start EXCERPTED RECORDS
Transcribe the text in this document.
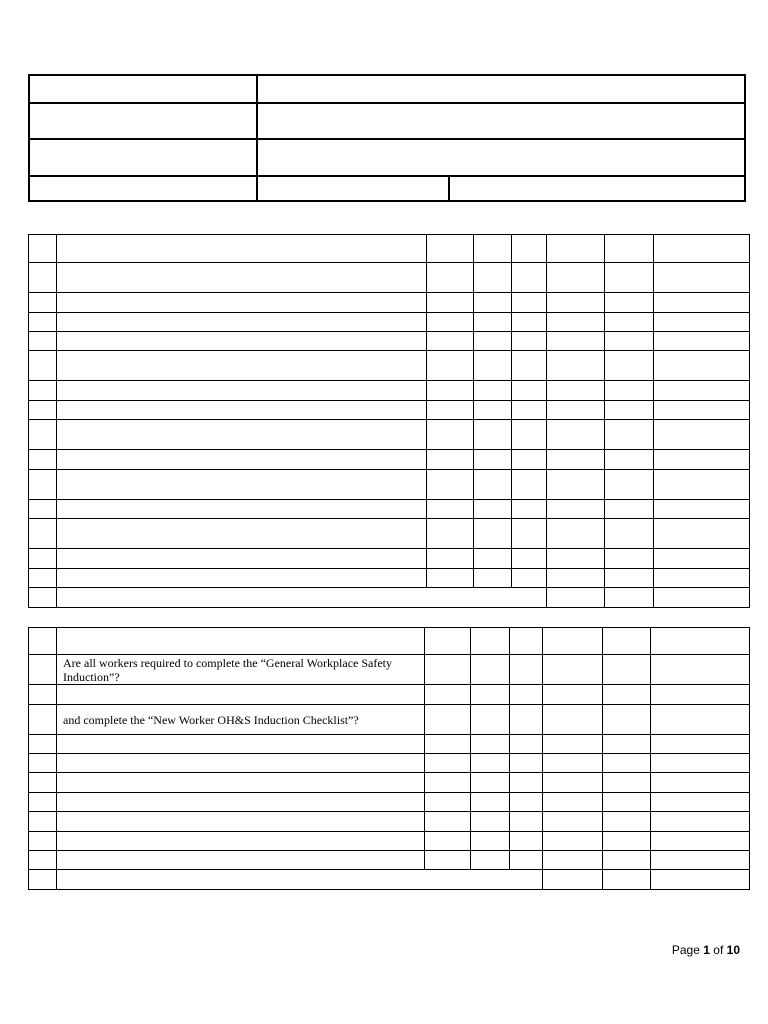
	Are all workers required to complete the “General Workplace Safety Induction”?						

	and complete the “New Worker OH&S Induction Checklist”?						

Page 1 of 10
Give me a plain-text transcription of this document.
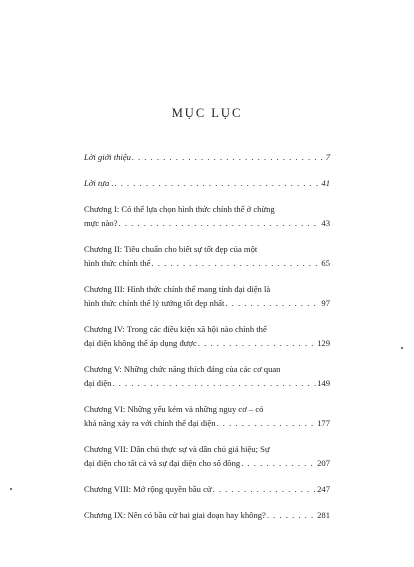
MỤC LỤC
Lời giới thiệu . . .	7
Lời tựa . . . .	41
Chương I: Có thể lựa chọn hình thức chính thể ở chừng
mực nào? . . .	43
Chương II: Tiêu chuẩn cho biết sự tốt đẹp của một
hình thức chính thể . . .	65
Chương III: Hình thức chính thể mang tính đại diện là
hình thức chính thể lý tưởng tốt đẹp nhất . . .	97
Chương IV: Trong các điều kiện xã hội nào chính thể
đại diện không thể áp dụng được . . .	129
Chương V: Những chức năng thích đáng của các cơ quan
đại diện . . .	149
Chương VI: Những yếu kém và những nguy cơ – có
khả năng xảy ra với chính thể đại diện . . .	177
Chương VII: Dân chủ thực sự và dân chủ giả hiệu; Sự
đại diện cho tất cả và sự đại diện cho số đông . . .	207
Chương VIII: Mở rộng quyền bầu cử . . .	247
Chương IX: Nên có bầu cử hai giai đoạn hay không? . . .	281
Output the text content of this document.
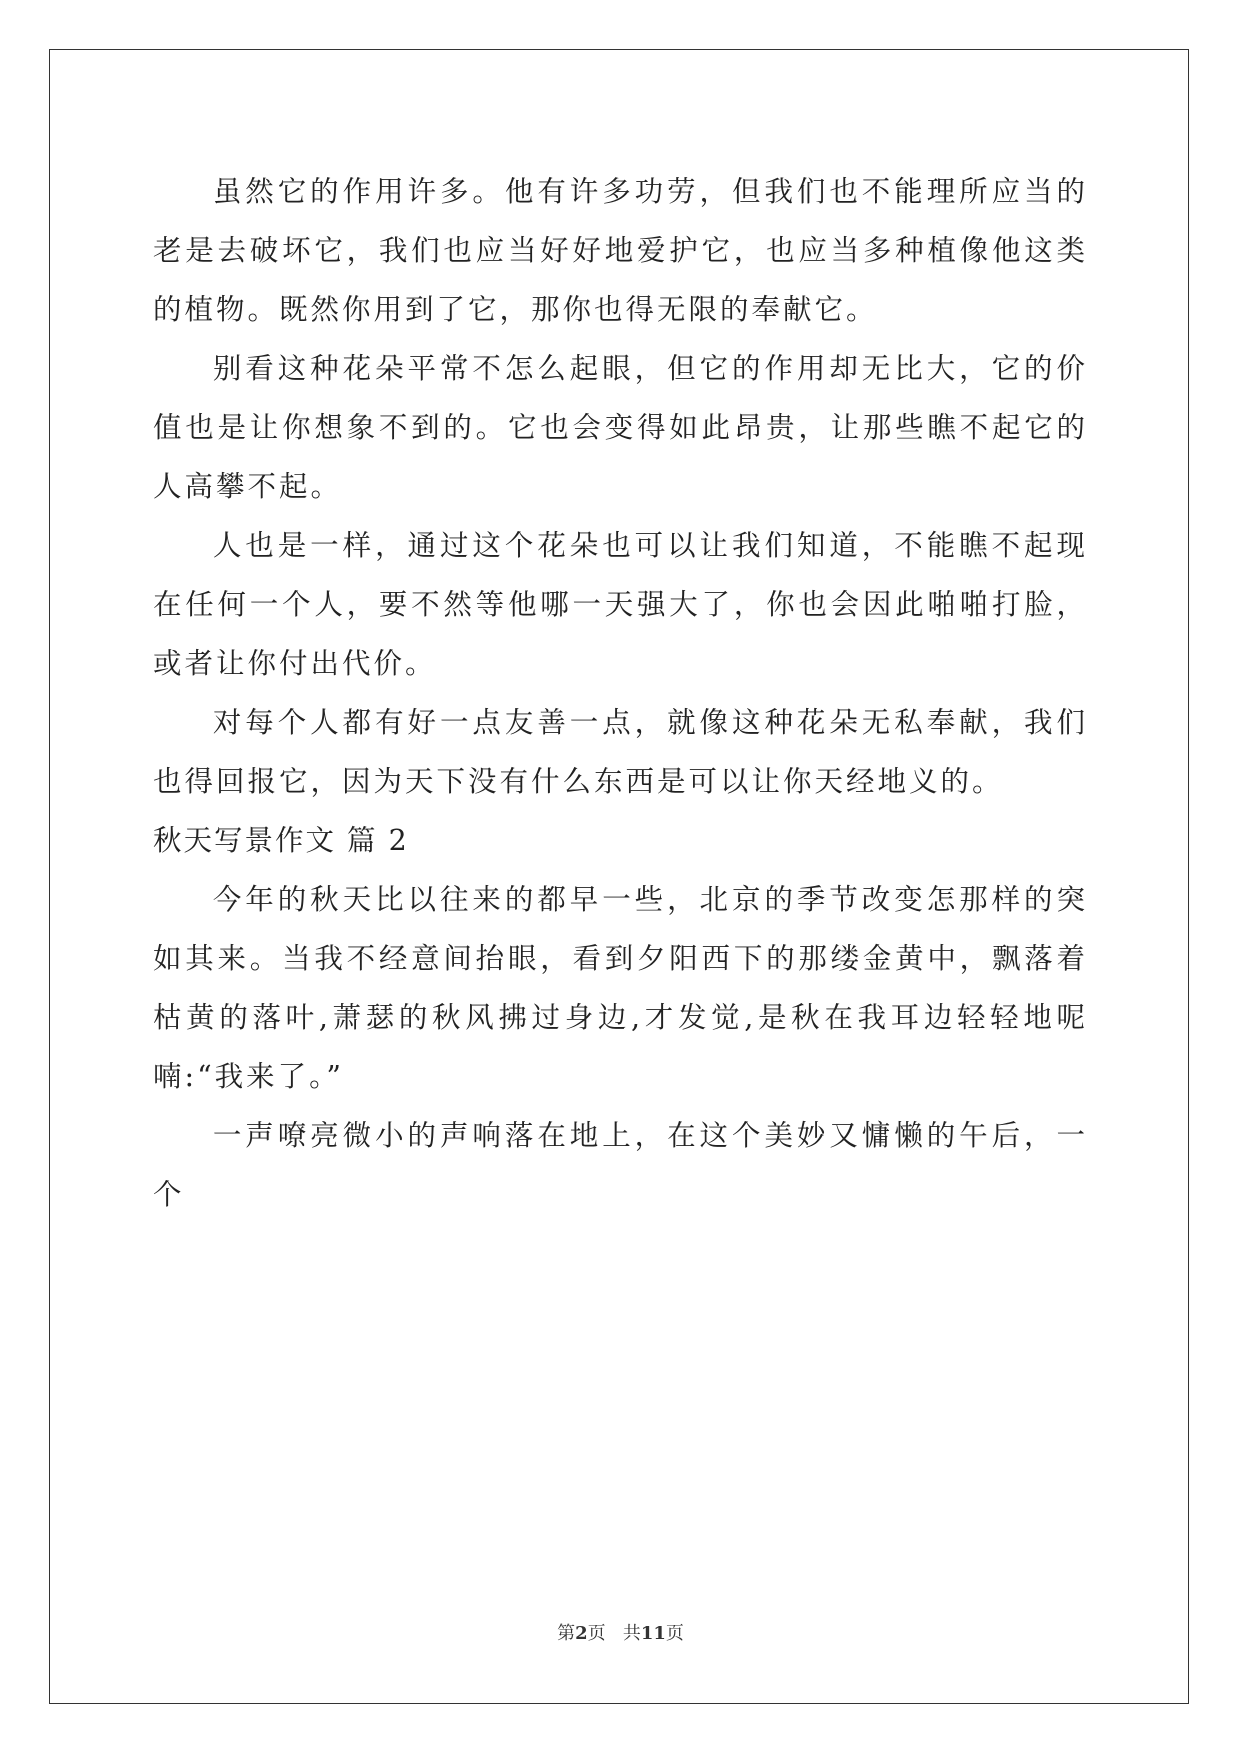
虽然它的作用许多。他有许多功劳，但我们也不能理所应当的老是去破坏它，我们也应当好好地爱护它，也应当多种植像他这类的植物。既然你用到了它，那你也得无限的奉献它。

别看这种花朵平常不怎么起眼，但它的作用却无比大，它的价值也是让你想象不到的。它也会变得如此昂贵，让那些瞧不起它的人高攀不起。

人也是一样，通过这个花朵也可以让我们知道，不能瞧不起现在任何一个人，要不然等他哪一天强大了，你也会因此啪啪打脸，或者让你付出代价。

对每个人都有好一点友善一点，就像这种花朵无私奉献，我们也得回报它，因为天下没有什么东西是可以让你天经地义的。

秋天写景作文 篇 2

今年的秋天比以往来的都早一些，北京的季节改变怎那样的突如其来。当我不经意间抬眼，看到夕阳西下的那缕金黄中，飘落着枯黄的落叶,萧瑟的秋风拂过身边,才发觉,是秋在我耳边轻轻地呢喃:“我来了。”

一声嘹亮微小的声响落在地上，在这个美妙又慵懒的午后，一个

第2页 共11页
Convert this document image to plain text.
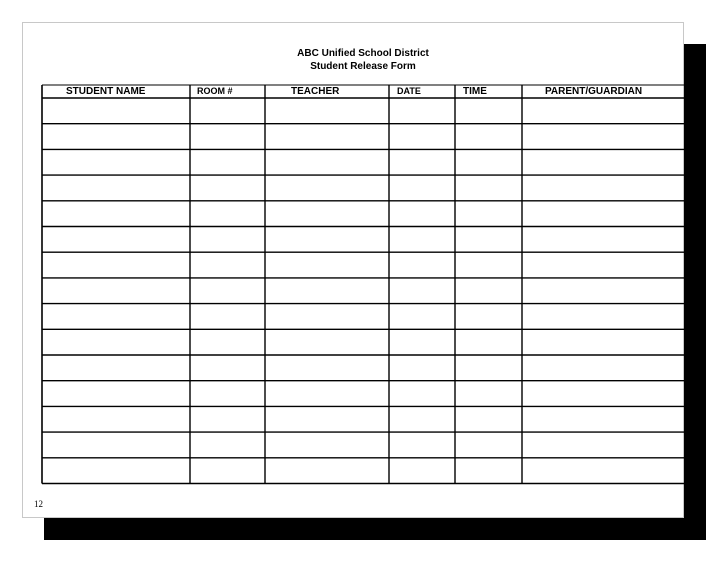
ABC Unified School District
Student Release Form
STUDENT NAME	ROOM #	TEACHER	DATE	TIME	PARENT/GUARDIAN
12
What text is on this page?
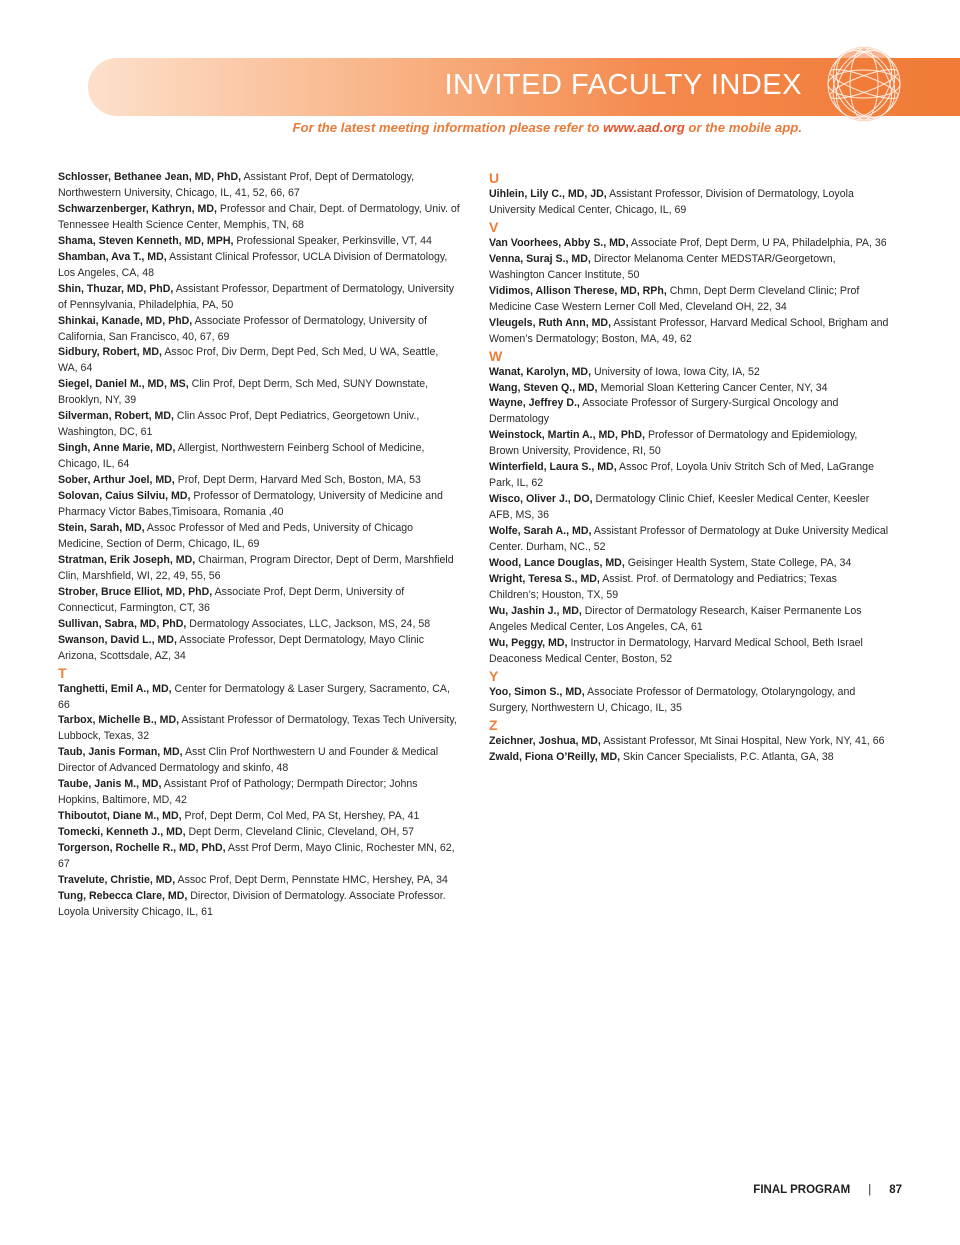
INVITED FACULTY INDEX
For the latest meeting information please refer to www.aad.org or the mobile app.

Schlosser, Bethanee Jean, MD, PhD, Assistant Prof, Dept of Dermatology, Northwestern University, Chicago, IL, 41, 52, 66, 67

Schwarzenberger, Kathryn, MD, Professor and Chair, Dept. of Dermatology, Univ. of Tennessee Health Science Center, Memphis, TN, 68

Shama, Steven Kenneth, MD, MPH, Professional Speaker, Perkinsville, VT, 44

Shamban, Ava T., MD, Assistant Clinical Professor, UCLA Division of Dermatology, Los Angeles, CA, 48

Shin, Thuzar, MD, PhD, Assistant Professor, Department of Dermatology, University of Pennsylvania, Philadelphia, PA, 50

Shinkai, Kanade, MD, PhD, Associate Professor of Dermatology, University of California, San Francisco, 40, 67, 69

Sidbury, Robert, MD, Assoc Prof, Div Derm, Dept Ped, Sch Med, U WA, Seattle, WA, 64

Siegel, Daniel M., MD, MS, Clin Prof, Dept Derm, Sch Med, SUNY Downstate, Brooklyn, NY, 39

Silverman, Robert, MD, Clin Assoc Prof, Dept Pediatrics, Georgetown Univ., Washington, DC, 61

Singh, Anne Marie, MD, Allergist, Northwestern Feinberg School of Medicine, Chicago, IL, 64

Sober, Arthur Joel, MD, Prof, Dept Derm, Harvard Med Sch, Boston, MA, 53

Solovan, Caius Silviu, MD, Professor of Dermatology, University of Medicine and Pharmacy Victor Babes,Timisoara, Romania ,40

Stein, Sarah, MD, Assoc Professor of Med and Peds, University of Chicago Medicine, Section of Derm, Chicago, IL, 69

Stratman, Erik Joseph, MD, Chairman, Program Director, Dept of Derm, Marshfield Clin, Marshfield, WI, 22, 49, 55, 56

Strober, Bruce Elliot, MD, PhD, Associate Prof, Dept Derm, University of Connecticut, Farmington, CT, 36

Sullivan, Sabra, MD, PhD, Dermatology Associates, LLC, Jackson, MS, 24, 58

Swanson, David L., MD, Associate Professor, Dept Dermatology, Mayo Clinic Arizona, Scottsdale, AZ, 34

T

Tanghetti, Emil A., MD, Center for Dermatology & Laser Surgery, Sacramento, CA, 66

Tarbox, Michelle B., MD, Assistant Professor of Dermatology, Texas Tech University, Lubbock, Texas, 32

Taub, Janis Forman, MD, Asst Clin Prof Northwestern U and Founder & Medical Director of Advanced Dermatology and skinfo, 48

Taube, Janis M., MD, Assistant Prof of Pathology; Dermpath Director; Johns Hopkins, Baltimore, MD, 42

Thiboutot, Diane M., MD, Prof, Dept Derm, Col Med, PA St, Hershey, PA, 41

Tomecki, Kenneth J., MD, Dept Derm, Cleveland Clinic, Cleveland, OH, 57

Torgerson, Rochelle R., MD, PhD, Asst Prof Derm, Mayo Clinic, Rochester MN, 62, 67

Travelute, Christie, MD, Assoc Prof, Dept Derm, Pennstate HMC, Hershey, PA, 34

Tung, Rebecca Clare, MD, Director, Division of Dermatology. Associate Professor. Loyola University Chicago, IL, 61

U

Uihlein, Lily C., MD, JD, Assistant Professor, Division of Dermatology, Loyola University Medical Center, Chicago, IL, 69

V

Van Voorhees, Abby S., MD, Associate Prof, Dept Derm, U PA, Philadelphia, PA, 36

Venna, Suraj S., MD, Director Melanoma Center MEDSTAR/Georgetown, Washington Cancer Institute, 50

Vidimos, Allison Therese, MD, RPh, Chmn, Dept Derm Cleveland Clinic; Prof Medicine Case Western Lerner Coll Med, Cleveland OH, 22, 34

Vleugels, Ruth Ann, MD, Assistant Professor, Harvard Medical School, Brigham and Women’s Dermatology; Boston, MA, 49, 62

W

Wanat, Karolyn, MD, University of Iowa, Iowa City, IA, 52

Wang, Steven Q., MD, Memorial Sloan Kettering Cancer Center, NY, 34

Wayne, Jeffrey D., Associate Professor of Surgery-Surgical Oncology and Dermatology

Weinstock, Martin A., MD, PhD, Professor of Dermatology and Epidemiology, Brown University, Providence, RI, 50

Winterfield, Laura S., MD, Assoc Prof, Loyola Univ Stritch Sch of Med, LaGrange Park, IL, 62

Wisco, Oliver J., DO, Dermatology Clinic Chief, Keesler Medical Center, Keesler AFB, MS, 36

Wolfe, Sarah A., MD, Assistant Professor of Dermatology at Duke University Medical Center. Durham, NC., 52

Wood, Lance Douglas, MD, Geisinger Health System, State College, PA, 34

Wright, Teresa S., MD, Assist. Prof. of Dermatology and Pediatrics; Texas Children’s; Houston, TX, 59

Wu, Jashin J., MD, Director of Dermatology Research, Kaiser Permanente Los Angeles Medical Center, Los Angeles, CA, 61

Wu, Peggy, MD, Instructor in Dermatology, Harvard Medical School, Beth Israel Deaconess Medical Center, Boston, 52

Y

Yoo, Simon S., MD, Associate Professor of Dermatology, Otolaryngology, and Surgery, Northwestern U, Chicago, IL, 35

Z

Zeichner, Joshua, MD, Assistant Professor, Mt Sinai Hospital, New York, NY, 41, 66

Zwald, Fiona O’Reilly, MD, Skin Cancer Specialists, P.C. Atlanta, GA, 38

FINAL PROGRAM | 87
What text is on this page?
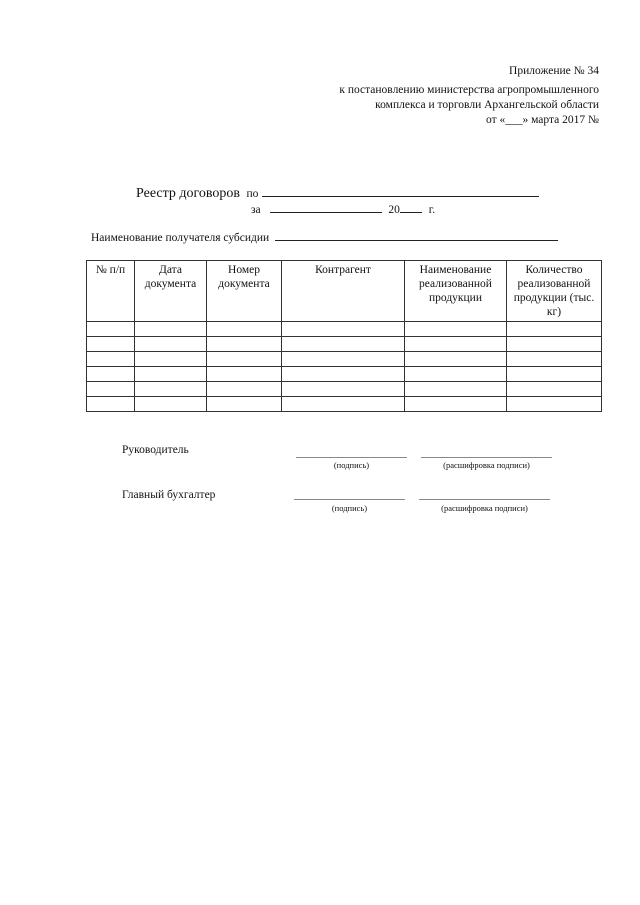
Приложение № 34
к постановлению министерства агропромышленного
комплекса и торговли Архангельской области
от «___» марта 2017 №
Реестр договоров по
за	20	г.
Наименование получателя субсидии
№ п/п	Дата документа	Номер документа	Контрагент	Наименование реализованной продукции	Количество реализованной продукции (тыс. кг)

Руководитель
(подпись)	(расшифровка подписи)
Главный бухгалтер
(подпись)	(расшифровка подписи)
end EXCERPTED RECORDS
__BRIEF__.
Isolate the lines above that contain the word "không" and copy them.

__RESULT OF THE EXERCISE__.
đại diện không thể áp dụng được . . .	129
Chương IX: Nên có bầu cử hai giai đoạn hay không? . . .	281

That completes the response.